= Task instructions =
Every entry must be repeated exactly. Exclude all pictures.

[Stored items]
-- Start --

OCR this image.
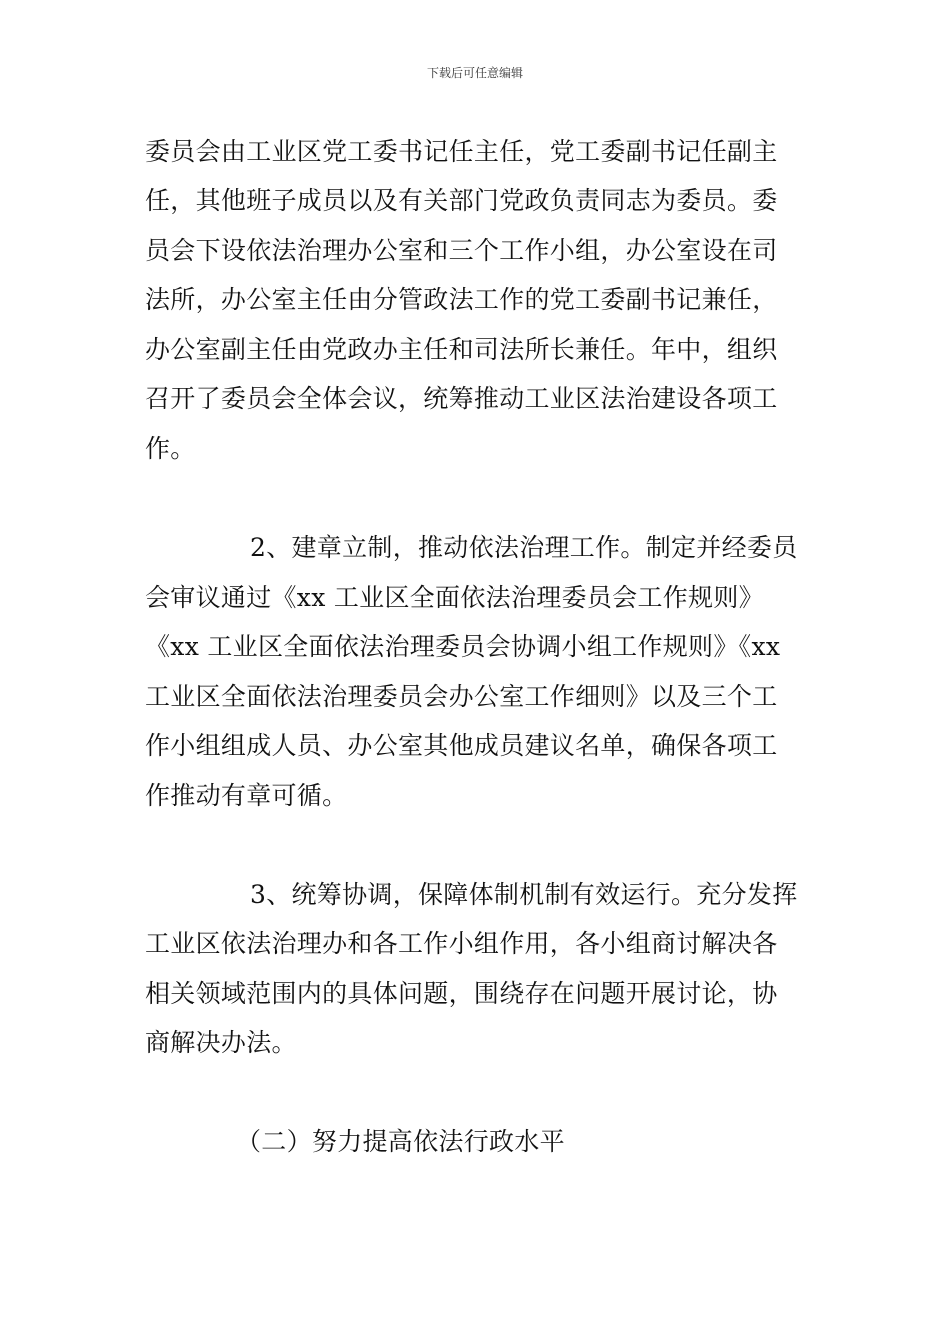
下载后可任意编辑
委员会由工业区党工委书记任主任，党工委副书记任副主
任，其他班子成员以及有关部门党政负责同志为委员。委
员会下设依法治理办公室和三个工作小组，办公室设在司
法所，办公室主任由分管政法工作的党工委副书记兼任，
办公室副主任由党政办主任和司法所长兼任。年中，组织
召开了委员会全体会议，统筹推动工业区法治建设各项工
作。
2、建章立制，推动依法治理工作。制定并经委员
会审议通过《xx 工业区全面依法治理委员会工作规则》
《xx 工业区全面依法治理委员会协调小组工作规则》《xx
工业区全面依法治理委员会办公室工作细则》以及三个工
作小组组成人员、办公室其他成员建议名单，确保各项工
作推动有章可循。
3、统筹协调，保障体制机制有效运行。充分发挥
工业区依法治理办和各工作小组作用，各小组商讨解决各
相关领域范围内的具体问题，围绕存在问题开展讨论，协
商解决办法。
（二）努力提高依法行政水平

-- End --

= Task solution =
OCR this image.
下载后可任意编辑
委员会由工业区党工委书记任主任，党工委副书记任副主
任，其他班子成员以及有关部门党政负责同志为委员。委
员会下设依法治理办公室和三个工作小组，办公室设在司
法所，办公室主任由分管政法工作的党工委副书记兼任，
办公室副主任由党政办主任和司法所长兼任。年中，组织
召开了委员会全体会议，统筹推动工业区法治建设各项工
作。
2、建章立制，推动依法治理工作。制定并经委员
会审议通过《xx 工业区全面依法治理委员会工作规则》
《xx 工业区全面依法治理委员会协调小组工作规则》《xx
工业区全面依法治理委员会办公室工作细则》以及三个工
作小组组成人员、办公室其他成员建议名单，确保各项工
作推动有章可循。
3、统筹协调，保障体制机制有效运行。充分发挥
工业区依法治理办和各工作小组作用，各小组商讨解决各
相关领域范围内的具体问题，围绕存在问题开展讨论，协
商解决办法。
（二）努力提高依法行政水平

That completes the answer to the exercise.